* Problem description: Give every line of the data again, unchanged, but with no pictures.
>> BEGIN
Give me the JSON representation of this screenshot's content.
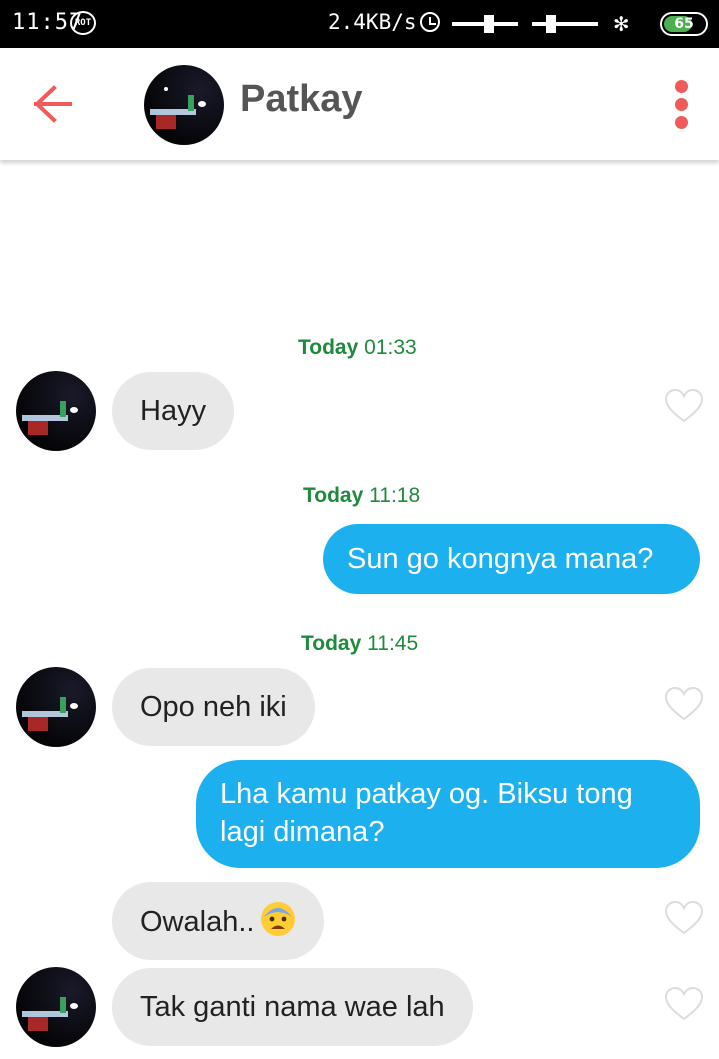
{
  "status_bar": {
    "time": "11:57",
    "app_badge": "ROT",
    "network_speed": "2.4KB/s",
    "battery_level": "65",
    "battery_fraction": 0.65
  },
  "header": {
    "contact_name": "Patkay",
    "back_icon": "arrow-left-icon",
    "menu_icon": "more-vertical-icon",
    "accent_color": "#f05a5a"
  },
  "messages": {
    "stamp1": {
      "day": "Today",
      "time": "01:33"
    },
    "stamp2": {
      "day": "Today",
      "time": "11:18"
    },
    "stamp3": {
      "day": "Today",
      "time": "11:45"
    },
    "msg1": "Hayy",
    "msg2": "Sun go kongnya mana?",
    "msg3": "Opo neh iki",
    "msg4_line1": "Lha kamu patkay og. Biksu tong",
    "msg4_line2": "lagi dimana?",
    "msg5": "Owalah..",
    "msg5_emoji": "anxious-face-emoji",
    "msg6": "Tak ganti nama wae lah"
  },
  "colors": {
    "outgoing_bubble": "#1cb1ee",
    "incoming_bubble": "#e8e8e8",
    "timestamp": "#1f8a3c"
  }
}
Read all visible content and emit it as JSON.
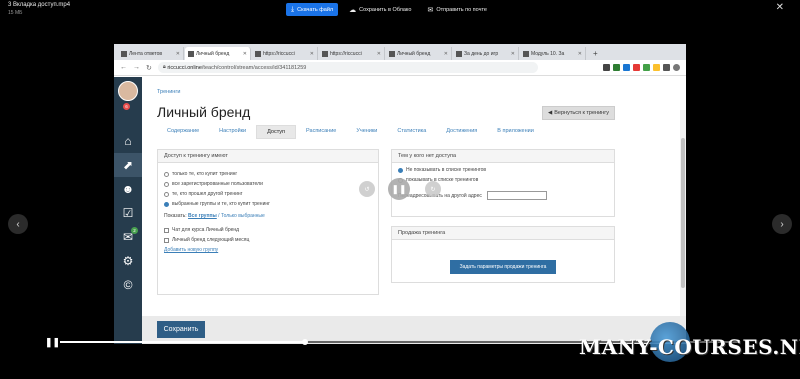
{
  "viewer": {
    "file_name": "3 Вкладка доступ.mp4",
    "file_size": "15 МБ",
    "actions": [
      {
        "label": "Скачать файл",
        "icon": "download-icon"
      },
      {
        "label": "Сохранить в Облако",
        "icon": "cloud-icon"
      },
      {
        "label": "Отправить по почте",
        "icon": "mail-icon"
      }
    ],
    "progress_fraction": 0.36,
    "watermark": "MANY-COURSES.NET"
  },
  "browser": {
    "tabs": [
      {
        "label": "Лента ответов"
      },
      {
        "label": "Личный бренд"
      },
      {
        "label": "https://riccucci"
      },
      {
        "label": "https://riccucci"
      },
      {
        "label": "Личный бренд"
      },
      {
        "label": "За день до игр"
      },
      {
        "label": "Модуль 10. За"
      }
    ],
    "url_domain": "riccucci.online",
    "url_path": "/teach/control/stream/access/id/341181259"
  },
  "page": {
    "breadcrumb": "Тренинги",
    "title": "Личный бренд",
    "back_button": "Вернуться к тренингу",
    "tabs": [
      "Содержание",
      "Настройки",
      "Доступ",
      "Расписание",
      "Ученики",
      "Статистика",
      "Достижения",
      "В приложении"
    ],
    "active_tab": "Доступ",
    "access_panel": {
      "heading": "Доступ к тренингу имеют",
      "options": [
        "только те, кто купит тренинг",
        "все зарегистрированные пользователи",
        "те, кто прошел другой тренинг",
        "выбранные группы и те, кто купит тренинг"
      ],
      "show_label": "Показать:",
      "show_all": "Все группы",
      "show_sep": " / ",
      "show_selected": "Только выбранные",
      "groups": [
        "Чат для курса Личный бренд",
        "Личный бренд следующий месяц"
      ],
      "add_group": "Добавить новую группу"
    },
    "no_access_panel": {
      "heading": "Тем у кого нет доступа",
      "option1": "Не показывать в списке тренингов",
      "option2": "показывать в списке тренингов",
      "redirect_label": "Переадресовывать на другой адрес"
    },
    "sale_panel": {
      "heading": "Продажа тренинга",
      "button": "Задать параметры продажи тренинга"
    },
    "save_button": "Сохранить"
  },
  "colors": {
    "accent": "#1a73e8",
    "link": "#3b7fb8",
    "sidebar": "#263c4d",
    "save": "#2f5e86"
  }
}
>> END
* Answer to this task:
Give me the JSON representation of this screenshot's content.
{
  "status_bar": {
    "time": "11:57",
    "app_badge": "ROT",
    "network_speed": "2.4KB/s",
    "battery_level": "65",
    "battery_fraction": 0.65
  },
  "header": {
    "contact_name": "Patkay",
    "back_icon": "arrow-left-icon",
    "menu_icon": "more-vertical-icon",
    "accent_color": "#f05a5a"
  },
  "messages": {
    "stamp1": {
      "day": "Today",
      "time": "01:33"
    },
    "stamp2": {
      "day": "Today",
      "time": "11:18"
    },
    "stamp3": {
      "day": "Today",
      "time": "11:45"
    },
    "msg1": "Hayy",
    "msg2": "Sun go kongnya mana?",
    "msg3": "Opo neh iki",
    "msg4_line1": "Lha kamu patkay og. Biksu tong",
    "msg4_line2": "lagi dimana?",
    "msg5": "Owalah..",
    "msg5_emoji": "anxious-face-emoji",
    "msg6": "Tak ganti nama wae lah"
  },
  "colors": {
    "outgoing_bubble": "#1cb1ee",
    "incoming_bubble": "#e8e8e8",
    "timestamp": "#1f8a3c"
  }
}
Read all visible content and emit it as JSON.
{
  "viewer": {
    "file_name": "3 Вкладка доступ.mp4",
    "file_size": "15 МБ",
    "actions": [
      {
        "label": "Скачать файл",
        "icon": "download-icon"
      },
      {
        "label": "Сохранить в Облако",
        "icon": "cloud-icon"
      },
      {
        "label": "Отправить по почте",
        "icon": "mail-icon"
      }
    ],
    "progress_fraction": 0.36,
    "watermark": "MANY-COURSES.NET"
  },
  "browser": {
    "tabs": [
      {
        "label": "Лента ответов"
      },
      {
        "label": "Личный бренд"
      },
      {
        "label": "https://riccucci"
      },
      {
        "label": "https://riccucci"
      },
      {
        "label": "Личный бренд"
      },
      {
        "label": "За день до игр"
      },
      {
        "label": "Модуль 10. За"
      }
    ],
    "url_domain": "riccucci.online",
    "url_path": "/teach/control/stream/access/id/341181259"
  },
  "page": {
    "breadcrumb": "Тренинги",
    "title": "Личный бренд",
    "back_button": "Вернуться к тренингу",
    "tabs": [
      "Содержание",
      "Настройки",
      "Доступ",
      "Расписание",
      "Ученики",
      "Статистика",
      "Достижения",
      "В приложении"
    ],
    "active_tab": "Доступ",
    "access_panel": {
      "heading": "Доступ к тренингу имеют",
      "options": [
        "только те, кто купит тренинг",
        "все зарегистрированные пользователи",
        "те, кто прошел другой тренинг",
        "выбранные группы и те, кто купит тренинг"
      ],
      "show_label": "Показать:",
      "show_all": "Все группы",
      "show_sep": " / ",
      "show_selected": "Только выбранные",
      "groups": [
        "Чат для курса Личный бренд",
        "Личный бренд следующий месяц"
      ],
      "add_group": "Добавить новую группу"
    },
    "no_access_panel": {
      "heading": "Тем у кого нет доступа",
      "option1": "Не показывать в списке тренингов",
      "option2": "показывать в списке тренингов",
      "redirect_label": "Переадресовывать на другой адрес"
    },
    "sale_panel": {
      "heading": "Продажа тренинга",
      "button": "Задать параметры продажи тренинга"
    },
    "save_button": "Сохранить"
  },
  "colors": {
    "accent": "#1a73e8",
    "link": "#3b7fb8",
    "sidebar": "#263c4d",
    "save": "#2f5e86"
  }
}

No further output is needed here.